_WHAT IS NEEDED:_ Filter the entries, keeping every line with the word "الصلاحية".

»»

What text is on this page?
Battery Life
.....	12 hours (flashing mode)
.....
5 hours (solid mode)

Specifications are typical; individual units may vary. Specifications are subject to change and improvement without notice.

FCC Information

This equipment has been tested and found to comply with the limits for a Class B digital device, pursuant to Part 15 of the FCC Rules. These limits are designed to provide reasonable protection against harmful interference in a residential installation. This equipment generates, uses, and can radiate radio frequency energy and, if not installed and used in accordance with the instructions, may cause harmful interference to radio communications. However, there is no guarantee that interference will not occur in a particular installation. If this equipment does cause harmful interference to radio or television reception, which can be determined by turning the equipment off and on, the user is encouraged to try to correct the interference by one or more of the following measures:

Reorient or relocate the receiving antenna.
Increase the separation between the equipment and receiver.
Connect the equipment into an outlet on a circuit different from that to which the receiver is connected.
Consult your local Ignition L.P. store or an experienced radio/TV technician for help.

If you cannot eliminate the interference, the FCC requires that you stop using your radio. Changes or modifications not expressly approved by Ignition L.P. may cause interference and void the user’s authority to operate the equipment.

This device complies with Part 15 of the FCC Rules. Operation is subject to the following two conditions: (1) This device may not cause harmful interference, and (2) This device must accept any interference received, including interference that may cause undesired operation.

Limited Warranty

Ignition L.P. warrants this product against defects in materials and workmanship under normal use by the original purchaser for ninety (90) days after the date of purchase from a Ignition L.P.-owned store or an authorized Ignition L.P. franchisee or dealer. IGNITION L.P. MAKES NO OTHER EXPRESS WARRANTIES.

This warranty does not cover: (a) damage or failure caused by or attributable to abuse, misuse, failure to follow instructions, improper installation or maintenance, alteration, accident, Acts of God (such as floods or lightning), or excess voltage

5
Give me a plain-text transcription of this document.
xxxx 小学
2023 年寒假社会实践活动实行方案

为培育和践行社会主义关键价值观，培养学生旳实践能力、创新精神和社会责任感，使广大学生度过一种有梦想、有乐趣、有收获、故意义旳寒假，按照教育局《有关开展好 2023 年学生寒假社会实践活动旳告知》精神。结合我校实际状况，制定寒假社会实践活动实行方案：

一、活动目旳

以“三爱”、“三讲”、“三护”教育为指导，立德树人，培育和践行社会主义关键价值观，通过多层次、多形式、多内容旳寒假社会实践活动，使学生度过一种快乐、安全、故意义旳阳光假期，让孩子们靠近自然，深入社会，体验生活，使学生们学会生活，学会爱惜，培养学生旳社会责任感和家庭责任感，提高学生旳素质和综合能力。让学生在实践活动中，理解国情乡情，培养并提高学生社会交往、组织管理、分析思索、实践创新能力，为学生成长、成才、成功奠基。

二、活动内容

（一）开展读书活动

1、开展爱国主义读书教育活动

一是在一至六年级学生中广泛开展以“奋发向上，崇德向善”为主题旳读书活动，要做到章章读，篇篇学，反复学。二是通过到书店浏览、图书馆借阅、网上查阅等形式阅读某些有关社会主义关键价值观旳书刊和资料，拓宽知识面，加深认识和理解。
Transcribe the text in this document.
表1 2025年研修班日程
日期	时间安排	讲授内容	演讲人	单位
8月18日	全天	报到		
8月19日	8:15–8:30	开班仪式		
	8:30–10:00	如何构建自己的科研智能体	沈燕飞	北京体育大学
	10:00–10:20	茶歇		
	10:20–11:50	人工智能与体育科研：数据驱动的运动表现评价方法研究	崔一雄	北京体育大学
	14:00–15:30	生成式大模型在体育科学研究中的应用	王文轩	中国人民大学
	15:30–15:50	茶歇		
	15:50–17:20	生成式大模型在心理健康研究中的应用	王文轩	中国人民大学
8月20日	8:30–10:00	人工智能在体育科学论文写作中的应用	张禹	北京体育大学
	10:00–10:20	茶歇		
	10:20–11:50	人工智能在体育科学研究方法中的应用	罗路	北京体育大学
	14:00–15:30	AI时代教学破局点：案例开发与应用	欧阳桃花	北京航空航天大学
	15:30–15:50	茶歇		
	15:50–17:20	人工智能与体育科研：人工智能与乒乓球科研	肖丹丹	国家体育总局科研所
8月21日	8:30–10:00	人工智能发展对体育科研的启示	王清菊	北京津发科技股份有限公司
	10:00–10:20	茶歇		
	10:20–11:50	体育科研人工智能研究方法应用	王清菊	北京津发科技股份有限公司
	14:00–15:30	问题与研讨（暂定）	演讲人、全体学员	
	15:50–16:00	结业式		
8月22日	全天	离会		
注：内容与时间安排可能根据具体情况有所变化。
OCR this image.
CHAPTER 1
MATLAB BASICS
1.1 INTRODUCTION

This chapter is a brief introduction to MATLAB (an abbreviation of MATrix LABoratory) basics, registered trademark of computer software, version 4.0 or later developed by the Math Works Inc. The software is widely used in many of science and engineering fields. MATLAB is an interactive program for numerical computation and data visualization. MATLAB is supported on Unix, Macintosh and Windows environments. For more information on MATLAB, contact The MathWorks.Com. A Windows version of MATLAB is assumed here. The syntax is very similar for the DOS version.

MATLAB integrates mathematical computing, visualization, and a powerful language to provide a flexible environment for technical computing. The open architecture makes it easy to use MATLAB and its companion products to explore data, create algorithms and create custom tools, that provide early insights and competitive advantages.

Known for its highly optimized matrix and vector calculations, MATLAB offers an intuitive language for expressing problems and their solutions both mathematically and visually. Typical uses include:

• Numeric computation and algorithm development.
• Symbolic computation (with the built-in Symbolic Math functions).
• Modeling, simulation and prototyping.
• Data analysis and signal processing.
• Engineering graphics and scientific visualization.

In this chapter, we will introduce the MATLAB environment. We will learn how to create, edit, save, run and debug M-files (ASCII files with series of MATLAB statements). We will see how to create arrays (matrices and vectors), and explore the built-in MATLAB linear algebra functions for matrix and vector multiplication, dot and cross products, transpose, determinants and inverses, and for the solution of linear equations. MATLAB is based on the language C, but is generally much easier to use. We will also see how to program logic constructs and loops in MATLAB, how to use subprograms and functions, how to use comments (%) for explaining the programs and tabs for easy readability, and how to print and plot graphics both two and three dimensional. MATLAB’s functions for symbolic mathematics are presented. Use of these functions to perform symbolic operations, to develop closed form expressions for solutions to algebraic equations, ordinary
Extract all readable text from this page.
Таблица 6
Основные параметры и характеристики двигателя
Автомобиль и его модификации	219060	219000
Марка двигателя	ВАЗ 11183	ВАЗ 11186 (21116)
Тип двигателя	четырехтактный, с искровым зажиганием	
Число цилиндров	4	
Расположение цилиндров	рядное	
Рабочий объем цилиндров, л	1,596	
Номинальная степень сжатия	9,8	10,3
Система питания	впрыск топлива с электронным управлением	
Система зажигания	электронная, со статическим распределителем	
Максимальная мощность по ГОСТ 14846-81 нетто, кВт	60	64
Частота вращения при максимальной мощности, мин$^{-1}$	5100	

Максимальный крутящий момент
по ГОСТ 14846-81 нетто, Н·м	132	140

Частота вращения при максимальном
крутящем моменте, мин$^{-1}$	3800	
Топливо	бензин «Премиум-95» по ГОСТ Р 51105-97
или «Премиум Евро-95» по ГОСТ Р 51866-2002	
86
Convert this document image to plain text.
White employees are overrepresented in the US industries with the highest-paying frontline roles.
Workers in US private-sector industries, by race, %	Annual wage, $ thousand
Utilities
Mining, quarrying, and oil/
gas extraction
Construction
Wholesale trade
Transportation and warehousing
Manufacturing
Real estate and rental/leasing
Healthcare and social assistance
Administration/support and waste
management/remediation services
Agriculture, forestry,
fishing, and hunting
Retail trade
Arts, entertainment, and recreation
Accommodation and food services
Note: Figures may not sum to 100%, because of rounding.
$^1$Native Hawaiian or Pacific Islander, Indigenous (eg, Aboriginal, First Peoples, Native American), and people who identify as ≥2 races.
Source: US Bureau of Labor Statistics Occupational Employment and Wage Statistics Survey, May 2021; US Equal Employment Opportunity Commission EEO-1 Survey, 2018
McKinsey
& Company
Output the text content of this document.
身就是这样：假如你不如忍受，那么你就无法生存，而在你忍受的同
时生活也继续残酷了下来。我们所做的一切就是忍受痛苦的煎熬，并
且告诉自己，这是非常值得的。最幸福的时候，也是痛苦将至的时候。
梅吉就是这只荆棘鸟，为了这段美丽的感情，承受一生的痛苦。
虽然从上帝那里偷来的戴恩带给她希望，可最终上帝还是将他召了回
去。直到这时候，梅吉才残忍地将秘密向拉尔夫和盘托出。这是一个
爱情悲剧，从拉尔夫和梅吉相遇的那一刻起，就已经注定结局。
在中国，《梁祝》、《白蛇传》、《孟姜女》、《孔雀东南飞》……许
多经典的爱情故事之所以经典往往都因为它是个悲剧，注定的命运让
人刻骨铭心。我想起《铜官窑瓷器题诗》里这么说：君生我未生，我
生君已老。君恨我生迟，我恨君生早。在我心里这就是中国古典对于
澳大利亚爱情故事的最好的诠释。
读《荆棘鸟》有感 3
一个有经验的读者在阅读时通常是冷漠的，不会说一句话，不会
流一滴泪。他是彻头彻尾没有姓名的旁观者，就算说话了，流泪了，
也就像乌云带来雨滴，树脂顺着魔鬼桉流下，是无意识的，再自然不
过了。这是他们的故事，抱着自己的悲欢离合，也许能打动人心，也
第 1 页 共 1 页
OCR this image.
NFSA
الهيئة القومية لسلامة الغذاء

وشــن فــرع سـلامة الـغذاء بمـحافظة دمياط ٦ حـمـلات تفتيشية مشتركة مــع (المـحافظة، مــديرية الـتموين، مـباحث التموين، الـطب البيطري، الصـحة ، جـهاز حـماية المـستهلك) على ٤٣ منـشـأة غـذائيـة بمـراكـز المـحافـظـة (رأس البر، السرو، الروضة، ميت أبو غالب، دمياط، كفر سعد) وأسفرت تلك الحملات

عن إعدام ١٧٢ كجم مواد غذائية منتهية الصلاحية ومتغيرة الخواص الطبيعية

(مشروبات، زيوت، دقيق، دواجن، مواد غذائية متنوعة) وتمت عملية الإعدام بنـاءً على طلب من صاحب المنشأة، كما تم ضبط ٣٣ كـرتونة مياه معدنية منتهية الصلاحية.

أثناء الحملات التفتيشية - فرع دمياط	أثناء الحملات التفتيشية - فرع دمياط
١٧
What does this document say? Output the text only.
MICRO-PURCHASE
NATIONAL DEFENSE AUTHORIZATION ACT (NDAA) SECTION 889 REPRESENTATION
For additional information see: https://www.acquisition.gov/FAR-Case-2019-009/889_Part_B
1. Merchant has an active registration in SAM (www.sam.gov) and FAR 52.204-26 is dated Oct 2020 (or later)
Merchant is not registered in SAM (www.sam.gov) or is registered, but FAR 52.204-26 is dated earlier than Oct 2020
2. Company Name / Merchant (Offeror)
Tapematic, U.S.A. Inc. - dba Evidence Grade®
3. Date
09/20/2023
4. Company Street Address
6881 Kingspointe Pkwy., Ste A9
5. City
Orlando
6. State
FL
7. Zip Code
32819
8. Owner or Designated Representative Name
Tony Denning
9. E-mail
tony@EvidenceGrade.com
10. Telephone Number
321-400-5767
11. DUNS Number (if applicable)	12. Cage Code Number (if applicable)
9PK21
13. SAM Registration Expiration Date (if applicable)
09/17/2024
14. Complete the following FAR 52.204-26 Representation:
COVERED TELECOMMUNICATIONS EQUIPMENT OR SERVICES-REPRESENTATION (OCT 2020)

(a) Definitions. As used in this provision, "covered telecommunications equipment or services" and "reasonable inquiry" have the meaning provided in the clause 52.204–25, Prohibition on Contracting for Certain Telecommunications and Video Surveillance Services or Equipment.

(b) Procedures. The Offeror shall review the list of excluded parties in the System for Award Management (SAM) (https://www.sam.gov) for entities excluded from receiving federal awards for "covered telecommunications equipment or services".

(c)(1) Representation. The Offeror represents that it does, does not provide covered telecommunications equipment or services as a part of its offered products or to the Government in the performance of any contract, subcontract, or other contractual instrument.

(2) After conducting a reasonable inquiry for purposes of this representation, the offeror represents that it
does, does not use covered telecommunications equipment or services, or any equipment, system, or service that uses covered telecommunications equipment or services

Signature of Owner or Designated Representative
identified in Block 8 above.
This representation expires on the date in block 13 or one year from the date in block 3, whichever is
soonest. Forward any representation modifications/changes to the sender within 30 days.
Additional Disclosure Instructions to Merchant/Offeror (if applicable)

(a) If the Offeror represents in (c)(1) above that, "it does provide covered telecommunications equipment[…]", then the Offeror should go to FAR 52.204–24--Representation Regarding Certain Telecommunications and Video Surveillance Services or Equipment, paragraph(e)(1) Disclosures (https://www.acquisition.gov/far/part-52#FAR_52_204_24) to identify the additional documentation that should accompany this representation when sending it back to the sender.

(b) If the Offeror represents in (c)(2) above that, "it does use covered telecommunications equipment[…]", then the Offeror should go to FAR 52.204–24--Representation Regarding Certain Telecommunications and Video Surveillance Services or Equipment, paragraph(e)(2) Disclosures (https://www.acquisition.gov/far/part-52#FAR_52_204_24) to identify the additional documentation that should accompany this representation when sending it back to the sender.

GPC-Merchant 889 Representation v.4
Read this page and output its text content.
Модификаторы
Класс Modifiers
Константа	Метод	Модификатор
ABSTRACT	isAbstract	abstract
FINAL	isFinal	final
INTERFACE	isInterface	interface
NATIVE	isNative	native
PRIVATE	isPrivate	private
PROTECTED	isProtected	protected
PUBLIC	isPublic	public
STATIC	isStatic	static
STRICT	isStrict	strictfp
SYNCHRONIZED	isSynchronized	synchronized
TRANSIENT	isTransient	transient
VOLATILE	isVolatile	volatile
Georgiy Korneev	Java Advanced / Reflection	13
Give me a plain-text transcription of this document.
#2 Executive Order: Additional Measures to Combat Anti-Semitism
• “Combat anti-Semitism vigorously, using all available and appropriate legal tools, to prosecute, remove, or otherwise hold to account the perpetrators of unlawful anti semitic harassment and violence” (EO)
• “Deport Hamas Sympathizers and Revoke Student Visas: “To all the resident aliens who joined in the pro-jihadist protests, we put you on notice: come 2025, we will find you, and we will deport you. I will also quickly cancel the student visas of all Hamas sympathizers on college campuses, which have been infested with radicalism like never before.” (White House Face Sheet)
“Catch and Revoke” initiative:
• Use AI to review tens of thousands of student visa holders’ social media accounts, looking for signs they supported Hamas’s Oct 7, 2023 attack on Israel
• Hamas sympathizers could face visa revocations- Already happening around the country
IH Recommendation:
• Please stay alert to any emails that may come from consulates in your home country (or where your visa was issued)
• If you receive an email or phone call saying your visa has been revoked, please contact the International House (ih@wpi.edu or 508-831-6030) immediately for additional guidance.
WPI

««

_OUTPUT:_
عن إعدام ١٧٢ كجم مواد غذائية منتهية الصلاحية ومتغيرة الخواص الطبيعية
(مشروبات، زيوت، دقيق، دواجن، مواد غذائية متنوعة) وتمت عملية الإعدام بنـاءً على طلب من صاحب المنشأة، كما تم ضبط ٣٣ كـرتونة مياه معدنية منتهية الصلاحية.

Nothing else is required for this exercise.